## Begin RECORDS FOR THIS EXERCISE

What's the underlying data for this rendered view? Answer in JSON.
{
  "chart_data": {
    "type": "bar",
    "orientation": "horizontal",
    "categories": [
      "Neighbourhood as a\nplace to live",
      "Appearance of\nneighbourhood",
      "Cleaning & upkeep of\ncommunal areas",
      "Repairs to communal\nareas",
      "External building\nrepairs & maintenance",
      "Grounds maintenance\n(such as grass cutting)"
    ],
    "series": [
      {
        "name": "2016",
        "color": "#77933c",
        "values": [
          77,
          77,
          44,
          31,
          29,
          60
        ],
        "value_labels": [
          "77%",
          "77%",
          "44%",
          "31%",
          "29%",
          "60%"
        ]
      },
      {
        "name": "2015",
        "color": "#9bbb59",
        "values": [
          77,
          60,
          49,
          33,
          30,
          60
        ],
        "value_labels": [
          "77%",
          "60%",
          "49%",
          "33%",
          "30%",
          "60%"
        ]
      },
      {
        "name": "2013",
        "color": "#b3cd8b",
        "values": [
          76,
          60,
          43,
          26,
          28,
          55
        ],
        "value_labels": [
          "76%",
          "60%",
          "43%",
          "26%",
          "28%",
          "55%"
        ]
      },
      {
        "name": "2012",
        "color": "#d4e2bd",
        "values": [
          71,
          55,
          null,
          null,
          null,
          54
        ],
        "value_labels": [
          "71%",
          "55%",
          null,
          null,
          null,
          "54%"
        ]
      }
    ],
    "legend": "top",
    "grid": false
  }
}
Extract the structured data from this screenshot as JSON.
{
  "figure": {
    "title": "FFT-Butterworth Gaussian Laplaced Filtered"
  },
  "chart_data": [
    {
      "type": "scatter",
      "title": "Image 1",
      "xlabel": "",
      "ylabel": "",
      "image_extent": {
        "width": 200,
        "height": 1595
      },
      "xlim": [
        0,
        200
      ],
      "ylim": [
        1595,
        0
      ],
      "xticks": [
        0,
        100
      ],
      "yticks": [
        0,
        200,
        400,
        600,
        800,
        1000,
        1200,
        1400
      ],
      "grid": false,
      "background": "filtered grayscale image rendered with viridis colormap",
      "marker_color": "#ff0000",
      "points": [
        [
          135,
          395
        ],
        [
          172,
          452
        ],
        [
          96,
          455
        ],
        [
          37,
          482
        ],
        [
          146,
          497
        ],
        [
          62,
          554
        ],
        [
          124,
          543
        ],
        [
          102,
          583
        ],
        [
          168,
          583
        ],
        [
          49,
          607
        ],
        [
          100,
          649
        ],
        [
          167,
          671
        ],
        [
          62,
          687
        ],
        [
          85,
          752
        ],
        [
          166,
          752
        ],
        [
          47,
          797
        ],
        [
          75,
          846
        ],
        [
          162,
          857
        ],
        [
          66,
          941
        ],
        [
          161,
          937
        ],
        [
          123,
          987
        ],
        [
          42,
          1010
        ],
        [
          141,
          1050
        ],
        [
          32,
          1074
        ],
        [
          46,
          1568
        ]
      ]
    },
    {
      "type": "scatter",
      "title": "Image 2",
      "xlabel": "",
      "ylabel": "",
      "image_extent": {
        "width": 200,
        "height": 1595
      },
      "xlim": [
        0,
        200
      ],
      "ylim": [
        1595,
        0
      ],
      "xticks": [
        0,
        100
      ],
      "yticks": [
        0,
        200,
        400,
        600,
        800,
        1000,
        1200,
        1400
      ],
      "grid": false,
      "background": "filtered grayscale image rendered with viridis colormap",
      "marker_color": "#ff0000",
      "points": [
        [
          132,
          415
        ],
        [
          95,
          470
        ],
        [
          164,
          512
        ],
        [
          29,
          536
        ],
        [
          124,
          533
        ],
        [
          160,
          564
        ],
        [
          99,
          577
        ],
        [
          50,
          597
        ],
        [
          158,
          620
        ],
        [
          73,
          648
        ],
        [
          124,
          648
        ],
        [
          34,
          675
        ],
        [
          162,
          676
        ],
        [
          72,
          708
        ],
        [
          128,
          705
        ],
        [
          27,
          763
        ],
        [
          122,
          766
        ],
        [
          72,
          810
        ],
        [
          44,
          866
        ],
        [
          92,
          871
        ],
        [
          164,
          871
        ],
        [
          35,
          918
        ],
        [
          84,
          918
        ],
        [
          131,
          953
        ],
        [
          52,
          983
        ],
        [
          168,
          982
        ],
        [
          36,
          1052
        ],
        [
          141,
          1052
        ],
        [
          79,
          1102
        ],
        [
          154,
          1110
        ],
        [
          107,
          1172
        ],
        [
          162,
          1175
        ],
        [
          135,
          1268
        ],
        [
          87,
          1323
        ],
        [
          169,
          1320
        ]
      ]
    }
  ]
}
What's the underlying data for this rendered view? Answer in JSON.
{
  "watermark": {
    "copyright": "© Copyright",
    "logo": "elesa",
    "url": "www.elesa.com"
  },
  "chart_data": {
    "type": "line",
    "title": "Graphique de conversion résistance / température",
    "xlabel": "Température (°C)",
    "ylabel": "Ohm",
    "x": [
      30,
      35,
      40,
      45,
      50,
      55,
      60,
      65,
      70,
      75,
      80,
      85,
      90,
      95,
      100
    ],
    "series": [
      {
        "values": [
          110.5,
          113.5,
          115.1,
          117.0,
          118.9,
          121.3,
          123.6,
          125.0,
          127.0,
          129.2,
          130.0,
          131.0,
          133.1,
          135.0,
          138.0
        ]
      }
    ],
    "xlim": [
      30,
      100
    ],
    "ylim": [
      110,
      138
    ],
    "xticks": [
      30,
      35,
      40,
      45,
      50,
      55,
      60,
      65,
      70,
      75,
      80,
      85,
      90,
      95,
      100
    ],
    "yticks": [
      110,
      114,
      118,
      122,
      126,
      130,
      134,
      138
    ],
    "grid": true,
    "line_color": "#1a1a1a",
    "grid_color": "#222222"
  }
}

## End RECORDS FOR THIS EXERCISE

WORK TO DO
Every line of the data above should be copied exactly.

RESULT
What's the underlying data for this rendered view? Answer in JSON.
{
  "chart_data": {
    "type": "bar",
    "orientation": "horizontal",
    "categories": [
      "Neighbourhood as a\nplace to live",
      "Appearance of\nneighbourhood",
      "Cleaning & upkeep of\ncommunal areas",
      "Repairs to communal\nareas",
      "External building\nrepairs & maintenance",
      "Grounds maintenance\n(such as grass cutting)"
    ],
    "series": [
      {
        "name": "2016",
        "color": "#77933c",
        "values": [
          77,
          77,
          44,
          31,
          29,
          60
        ],
        "value_labels": [
          "77%",
          "77%",
          "44%",
          "31%",
          "29%",
          "60%"
        ]
      },
      {
        "name": "2015",
        "color": "#9bbb59",
        "values": [
          77,
          60,
          49,
          33,
          30,
          60
        ],
        "value_labels": [
          "77%",
          "60%",
          "49%",
          "33%",
          "30%",
          "60%"
        ]
      },
      {
        "name": "2013",
        "color": "#b3cd8b",
        "values": [
          76,
          60,
          43,
          26,
          28,
          55
        ],
        "value_labels": [
          "76%",
          "60%",
          "43%",
          "26%",
          "28%",
          "55%"
        ]
      },
      {
        "name": "2012",
        "color": "#d4e2bd",
        "values": [
          71,
          55,
          null,
          null,
          null,
          54
        ],
        "value_labels": [
          "71%",
          "55%",
          null,
          null,
          null,
          "54%"
        ]
      }
    ],
    "legend": "top",
    "grid": false
  }
}
Extract the structured data from this screenshot as JSON.
{
  "figure": {
    "title": "FFT-Butterworth Gaussian Laplaced Filtered"
  },
  "chart_data": [
    {
      "type": "scatter",
      "title": "Image 1",
      "xlabel": "",
      "ylabel": "",
      "image_extent": {
        "width": 200,
        "height": 1595
      },
      "xlim": [
        0,
        200
      ],
      "ylim": [
        1595,
        0
      ],
      "xticks": [
        0,
        100
      ],
      "yticks": [
        0,
        200,
        400,
        600,
        800,
        1000,
        1200,
        1400
      ],
      "grid": false,
      "background": "filtered grayscale image rendered with viridis colormap",
      "marker_color": "#ff0000",
      "points": [
        [
          135,
          395
        ],
        [
          172,
          452
        ],
        [
          96,
          455
        ],
        [
          37,
          482
        ],
        [
          146,
          497
        ],
        [
          62,
          554
        ],
        [
          124,
          543
        ],
        [
          102,
          583
        ],
        [
          168,
          583
        ],
        [
          49,
          607
        ],
        [
          100,
          649
        ],
        [
          167,
          671
        ],
        [
          62,
          687
        ],
        [
          85,
          752
        ],
        [
          166,
          752
        ],
        [
          47,
          797
        ],
        [
          75,
          846
        ],
        [
          162,
          857
        ],
        [
          66,
          941
        ],
        [
          161,
          937
        ],
        [
          123,
          987
        ],
        [
          42,
          1010
        ],
        [
          141,
          1050
        ],
        [
          32,
          1074
        ],
        [
          46,
          1568
        ]
      ]
    },
    {
      "type": "scatter",
      "title": "Image 2",
      "xlabel": "",
      "ylabel": "",
      "image_extent": {
        "width": 200,
        "height": 1595
      },
      "xlim": [
        0,
        200
      ],
      "ylim": [
        1595,
        0
      ],
      "xticks": [
        0,
        100
      ],
      "yticks": [
        0,
        200,
        400,
        600,
        800,
        1000,
        1200,
        1400
      ],
      "grid": false,
      "background": "filtered grayscale image rendered with viridis colormap",
      "marker_color": "#ff0000",
      "points": [
        [
          132,
          415
        ],
        [
          95,
          470
        ],
        [
          164,
          512
        ],
        [
          29,
          536
        ],
        [
          124,
          533
        ],
        [
          160,
          564
        ],
        [
          99,
          577
        ],
        [
          50,
          597
        ],
        [
          158,
          620
        ],
        [
          73,
          648
        ],
        [
          124,
          648
        ],
        [
          34,
          675
        ],
        [
          162,
          676
        ],
        [
          72,
          708
        ],
        [
          128,
          705
        ],
        [
          27,
          763
        ],
        [
          122,
          766
        ],
        [
          72,
          810
        ],
        [
          44,
          866
        ],
        [
          92,
          871
        ],
        [
          164,
          871
        ],
        [
          35,
          918
        ],
        [
          84,
          918
        ],
        [
          131,
          953
        ],
        [
          52,
          983
        ],
        [
          168,
          982
        ],
        [
          36,
          1052
        ],
        [
          141,
          1052
        ],
        [
          79,
          1102
        ],
        [
          154,
          1110
        ],
        [
          107,
          1172
        ],
        [
          162,
          1175
        ],
        [
          135,
          1268
        ],
        [
          87,
          1323
        ],
        [
          169,
          1320
        ]
      ]
    }
  ]
}
What's the underlying data for this rendered view? Answer in JSON.
{
  "watermark": {
    "copyright": "© Copyright",
    "logo": "elesa",
    "url": "www.elesa.com"
  },
  "chart_data": {
    "type": "line",
    "title": "Graphique de conversion résistance / température",
    "xlabel": "Température (°C)",
    "ylabel": "Ohm",
    "x": [
      30,
      35,
      40,
      45,
      50,
      55,
      60,
      65,
      70,
      75,
      80,
      85,
      90,
      95,
      100
    ],
    "series": [
      {
        "values": [
          110.5,
          113.5,
          115.1,
          117.0,
          118.9,
          121.3,
          123.6,
          125.0,
          127.0,
          129.2,
          130.0,
          131.0,
          133.1,
          135.0,
          138.0
        ]
      }
    ],
    "xlim": [
      30,
      100
    ],
    "ylim": [
      110,
      138
    ],
    "xticks": [
      30,
      35,
      40,
      45,
      50,
      55,
      60,
      65,
      70,
      75,
      80,
      85,
      90,
      95,
      100
    ],
    "yticks": [
      110,
      114,
      118,
      122,
      126,
      130,
      134,
      138
    ],
    "grid": true,
    "line_color": "#1a1a1a",
    "grid_color": "#222222"
  }
}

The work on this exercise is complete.